[Stated problem] Report, as a bare number, how many lines of the material below contain the word "scolaires".

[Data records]
start

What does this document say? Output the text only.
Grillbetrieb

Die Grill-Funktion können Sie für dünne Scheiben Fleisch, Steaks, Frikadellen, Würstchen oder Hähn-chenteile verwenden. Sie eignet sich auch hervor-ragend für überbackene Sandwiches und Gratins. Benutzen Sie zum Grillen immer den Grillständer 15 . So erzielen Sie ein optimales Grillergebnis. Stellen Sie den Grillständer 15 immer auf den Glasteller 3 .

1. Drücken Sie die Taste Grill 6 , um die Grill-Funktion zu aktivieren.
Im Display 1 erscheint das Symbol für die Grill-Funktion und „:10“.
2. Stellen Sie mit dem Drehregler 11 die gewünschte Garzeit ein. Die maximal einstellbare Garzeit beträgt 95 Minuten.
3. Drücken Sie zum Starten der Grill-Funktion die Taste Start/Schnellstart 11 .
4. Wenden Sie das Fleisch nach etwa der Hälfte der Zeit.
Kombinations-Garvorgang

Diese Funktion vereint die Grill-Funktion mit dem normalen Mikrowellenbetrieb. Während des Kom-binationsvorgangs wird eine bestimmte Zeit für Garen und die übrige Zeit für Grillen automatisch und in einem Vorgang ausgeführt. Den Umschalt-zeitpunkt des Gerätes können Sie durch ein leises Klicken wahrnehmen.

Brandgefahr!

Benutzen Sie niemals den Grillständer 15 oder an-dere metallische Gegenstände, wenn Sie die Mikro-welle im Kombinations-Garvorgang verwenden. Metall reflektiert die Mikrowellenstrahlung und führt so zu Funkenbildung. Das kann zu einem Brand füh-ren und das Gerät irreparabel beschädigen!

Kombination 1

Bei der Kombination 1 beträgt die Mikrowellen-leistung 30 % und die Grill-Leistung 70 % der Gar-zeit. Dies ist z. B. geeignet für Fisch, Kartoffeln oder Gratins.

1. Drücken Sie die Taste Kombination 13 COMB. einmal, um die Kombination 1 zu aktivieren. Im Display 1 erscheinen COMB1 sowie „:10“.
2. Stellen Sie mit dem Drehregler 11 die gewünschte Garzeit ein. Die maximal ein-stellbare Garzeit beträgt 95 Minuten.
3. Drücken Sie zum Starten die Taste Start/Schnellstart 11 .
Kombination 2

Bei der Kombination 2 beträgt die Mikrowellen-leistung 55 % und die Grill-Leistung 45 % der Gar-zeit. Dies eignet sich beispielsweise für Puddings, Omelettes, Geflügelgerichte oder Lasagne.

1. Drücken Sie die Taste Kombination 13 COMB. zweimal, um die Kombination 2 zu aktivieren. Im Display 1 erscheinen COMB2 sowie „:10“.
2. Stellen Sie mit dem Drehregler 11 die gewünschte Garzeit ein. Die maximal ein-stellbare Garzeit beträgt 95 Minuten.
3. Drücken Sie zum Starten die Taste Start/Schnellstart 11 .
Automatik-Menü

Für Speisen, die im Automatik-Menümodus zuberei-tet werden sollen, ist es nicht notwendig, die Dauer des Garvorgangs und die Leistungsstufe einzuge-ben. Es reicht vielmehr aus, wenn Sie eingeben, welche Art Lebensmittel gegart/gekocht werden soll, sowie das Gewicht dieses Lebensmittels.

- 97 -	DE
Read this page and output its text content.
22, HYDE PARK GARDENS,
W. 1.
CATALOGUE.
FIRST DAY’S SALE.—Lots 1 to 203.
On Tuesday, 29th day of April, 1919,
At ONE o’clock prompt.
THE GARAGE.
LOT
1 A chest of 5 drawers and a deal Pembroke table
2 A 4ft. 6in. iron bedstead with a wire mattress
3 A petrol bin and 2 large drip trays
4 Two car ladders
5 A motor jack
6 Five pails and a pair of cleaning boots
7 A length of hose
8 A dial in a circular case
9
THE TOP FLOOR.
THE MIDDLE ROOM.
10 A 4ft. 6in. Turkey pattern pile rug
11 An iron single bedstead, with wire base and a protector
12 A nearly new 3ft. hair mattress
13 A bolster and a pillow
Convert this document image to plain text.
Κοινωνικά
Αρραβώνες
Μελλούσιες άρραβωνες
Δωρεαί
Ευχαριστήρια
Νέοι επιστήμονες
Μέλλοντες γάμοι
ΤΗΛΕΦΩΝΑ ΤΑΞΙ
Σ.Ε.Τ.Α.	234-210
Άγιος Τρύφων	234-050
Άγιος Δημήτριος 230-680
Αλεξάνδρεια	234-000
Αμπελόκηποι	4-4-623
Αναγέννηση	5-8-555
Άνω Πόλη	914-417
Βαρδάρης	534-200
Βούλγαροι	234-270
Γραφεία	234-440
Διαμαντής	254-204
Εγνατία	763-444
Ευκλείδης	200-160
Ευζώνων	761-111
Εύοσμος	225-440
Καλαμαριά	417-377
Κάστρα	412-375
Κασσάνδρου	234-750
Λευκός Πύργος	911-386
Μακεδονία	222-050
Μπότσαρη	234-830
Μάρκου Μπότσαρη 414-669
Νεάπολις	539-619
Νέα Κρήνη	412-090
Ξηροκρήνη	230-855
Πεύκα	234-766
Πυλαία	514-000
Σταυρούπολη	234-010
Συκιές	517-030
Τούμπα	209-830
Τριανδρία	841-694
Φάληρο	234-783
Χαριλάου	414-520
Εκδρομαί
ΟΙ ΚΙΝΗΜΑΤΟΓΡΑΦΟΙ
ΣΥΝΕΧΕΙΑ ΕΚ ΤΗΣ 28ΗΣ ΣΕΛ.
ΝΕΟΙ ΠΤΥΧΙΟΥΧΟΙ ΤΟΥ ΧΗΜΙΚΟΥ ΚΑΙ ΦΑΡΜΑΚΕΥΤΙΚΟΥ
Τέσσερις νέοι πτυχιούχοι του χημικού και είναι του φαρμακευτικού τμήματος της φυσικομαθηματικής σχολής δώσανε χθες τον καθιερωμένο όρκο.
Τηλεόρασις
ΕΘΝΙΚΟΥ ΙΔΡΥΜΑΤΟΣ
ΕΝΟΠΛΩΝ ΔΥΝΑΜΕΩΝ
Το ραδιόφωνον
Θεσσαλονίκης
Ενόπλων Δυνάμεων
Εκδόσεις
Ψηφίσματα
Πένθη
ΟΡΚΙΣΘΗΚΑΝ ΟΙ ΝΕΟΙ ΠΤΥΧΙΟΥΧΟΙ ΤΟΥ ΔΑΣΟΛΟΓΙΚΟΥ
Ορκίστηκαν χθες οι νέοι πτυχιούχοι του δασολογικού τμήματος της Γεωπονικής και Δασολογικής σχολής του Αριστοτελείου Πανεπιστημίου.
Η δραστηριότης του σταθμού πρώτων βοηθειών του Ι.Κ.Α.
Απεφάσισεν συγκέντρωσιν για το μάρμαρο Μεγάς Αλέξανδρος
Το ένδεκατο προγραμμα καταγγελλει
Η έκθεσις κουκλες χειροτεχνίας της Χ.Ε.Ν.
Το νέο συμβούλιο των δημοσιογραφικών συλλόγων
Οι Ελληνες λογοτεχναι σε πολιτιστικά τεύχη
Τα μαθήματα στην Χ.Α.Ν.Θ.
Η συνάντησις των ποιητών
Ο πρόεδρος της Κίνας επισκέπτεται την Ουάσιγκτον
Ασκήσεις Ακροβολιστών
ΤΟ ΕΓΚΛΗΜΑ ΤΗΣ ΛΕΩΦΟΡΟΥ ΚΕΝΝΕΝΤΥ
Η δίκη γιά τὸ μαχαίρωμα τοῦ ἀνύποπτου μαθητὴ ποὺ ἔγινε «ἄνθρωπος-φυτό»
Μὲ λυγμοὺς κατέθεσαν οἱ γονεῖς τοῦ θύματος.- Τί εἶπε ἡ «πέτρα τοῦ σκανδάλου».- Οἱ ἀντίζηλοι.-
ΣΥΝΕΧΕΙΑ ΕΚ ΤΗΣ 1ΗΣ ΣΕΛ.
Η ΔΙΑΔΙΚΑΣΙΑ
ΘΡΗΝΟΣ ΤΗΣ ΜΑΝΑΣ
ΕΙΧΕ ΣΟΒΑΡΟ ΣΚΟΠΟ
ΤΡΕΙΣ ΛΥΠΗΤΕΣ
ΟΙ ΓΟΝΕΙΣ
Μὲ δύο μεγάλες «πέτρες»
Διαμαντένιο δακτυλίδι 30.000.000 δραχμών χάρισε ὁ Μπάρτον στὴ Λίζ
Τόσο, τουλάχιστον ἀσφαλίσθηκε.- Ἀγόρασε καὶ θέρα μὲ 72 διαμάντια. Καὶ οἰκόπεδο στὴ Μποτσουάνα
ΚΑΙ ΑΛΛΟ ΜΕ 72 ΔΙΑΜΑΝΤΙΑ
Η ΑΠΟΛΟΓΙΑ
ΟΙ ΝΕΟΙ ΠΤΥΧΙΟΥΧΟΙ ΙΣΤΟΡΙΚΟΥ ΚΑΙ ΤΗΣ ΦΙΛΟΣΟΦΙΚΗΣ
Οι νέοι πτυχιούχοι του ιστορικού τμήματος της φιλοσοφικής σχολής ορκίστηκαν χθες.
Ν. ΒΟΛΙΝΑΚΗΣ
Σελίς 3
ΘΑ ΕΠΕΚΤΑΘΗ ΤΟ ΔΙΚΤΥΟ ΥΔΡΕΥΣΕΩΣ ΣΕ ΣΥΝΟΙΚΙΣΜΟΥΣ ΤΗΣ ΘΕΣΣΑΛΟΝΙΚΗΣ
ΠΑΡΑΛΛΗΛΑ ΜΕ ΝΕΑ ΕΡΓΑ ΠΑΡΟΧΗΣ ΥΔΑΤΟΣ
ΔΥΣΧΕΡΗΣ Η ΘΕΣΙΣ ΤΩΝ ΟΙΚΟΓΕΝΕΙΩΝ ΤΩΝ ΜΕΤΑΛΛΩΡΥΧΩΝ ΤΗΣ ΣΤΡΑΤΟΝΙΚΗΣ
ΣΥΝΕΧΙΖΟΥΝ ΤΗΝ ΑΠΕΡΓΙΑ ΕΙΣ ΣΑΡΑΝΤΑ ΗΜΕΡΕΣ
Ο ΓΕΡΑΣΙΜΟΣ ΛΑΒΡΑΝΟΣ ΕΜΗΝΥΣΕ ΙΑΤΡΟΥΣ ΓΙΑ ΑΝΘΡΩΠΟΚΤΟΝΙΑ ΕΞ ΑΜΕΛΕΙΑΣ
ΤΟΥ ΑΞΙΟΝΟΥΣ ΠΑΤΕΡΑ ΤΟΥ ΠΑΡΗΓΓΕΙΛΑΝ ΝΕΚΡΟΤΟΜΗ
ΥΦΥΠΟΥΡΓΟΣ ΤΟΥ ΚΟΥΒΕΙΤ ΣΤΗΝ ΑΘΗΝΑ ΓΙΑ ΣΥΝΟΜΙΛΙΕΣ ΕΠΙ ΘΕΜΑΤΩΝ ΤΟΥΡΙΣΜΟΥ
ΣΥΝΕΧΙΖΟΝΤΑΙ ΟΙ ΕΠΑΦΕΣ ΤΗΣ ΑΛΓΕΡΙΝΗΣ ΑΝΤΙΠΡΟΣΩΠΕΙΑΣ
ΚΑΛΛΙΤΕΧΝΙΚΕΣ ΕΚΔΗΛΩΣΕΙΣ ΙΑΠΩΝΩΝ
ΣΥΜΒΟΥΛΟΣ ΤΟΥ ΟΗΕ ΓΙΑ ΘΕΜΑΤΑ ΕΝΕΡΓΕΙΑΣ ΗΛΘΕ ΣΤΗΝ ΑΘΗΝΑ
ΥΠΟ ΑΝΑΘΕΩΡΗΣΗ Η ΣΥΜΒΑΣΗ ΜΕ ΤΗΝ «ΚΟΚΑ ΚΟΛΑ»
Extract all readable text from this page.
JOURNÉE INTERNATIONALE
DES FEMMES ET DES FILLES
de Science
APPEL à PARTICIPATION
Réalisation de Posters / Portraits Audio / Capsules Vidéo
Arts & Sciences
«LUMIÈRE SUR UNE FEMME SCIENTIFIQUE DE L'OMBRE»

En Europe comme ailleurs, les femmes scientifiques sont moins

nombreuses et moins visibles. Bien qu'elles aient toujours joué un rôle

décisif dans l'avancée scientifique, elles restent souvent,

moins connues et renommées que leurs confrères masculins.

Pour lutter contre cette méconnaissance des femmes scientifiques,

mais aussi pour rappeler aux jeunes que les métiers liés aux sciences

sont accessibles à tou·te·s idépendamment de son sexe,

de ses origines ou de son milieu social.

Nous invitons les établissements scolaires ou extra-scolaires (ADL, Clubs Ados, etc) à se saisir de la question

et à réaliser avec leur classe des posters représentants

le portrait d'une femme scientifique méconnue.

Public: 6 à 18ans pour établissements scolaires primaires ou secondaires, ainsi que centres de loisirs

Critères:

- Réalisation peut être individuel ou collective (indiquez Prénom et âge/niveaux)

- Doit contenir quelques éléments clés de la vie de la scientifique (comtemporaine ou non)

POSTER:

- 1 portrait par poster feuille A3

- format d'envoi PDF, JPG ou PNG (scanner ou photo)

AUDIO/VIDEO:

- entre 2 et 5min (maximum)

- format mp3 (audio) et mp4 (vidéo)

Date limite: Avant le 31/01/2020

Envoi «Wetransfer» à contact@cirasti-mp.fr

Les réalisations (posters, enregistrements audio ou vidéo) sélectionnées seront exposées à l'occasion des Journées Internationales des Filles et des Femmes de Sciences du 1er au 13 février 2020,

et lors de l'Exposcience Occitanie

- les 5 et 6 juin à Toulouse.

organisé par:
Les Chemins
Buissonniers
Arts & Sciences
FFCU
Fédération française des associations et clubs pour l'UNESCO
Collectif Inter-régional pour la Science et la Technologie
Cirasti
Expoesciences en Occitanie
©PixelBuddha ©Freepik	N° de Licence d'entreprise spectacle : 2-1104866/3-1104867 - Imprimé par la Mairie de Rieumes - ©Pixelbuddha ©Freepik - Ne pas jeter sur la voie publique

end

[Solution to the problem] 2